### Work required
Repeat each entry as written, dropping any picture you find.

### Dataset records

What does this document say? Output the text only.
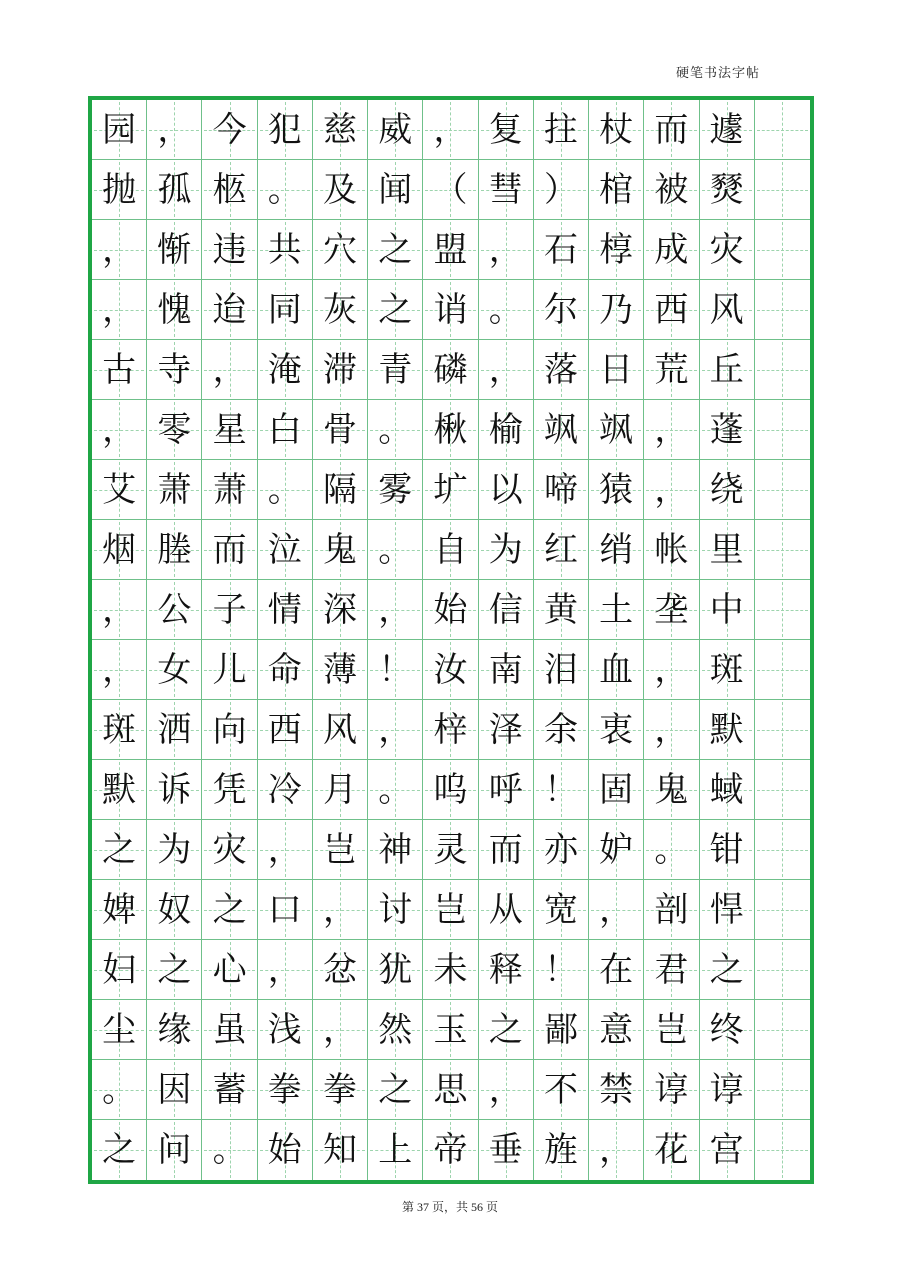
硬笔书法字帖
园 ， 今 犯 慈 威 ， 复 拄 杖 而 遽
抛 孤 柩 。 及 闻 （ 彗 ） 棺 被 燹
， 惭 违 共 穴 之 盟 ， 石 椁 成 灾
， 愧 迨 同 灰 之 诮 。 尔 乃 西 风
古 寺 ， 淹 滞 青 磷 ， 落 日 荒 丘
， 零 星 白 骨 。 楸 榆 飒 飒 ， 蓬
艾 萧 萧 。 隔 雾 圹 以 啼 猿 ， 绕
烟 塍 而 泣 鬼 。 自 为 红 绡 帐 里
， 公 子 情 深 ， 始 信 黄 土 垄 中
， 女 儿 命 薄 ！ 汝 南 泪 血 ， 斑
斑 洒 向 西 风 ， 梓 泽 余 衷 ， 默
默 诉 凭 冷 月 。 呜 呼 ！ 固 鬼 蜮
之 为 灾 ， 岂 神 灵 而 亦 妒 。 钳
婢 奴 之 口 ， 讨 岂 从 宽 ， 剖 悍
妇 之 心 ， 忿 犹 未 释 ！ 在 君 之
尘 缘 虽 浅 ， 然 玉 之 鄙 意 岂 终
。 因 蓄 拳 拳 之 思 ， 不 禁 谆 谆
之 问 。 始 知 上 帝 垂 旌 ， 花 宫
第 37 页，共 56 页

### The answer
What does this document say? Output the text only.
硬笔书法字帖
园 ， 今 犯 慈 威 ， 复 拄 杖 而 遽
抛 孤 柩 。 及 闻 （ 彗 ） 棺 被 燹
， 惭 违 共 穴 之 盟 ， 石 椁 成 灾
， 愧 迨 同 灰 之 诮 。 尔 乃 西 风
古 寺 ， 淹 滞 青 磷 ， 落 日 荒 丘
， 零 星 白 骨 。 楸 榆 飒 飒 ， 蓬
艾 萧 萧 。 隔 雾 圹 以 啼 猿 ， 绕
烟 塍 而 泣 鬼 。 自 为 红 绡 帐 里
， 公 子 情 深 ， 始 信 黄 土 垄 中
， 女 儿 命 薄 ！ 汝 南 泪 血 ， 斑
斑 洒 向 西 风 ， 梓 泽 余 衷 ， 默
默 诉 凭 冷 月 。 呜 呼 ！ 固 鬼 蜮
之 为 灾 ， 岂 神 灵 而 亦 妒 。 钳
婢 奴 之 口 ， 讨 岂 从 宽 ， 剖 悍
妇 之 心 ， 忿 犹 未 释 ！ 在 君 之
尘 缘 虽 浅 ， 然 玉 之 鄙 意 岂 终
。 因 蓄 拳 拳 之 思 ， 不 禁 谆 谆
之 问 。 始 知 上 帝 垂 旌 ， 花 宫
第 37 页，共 56 页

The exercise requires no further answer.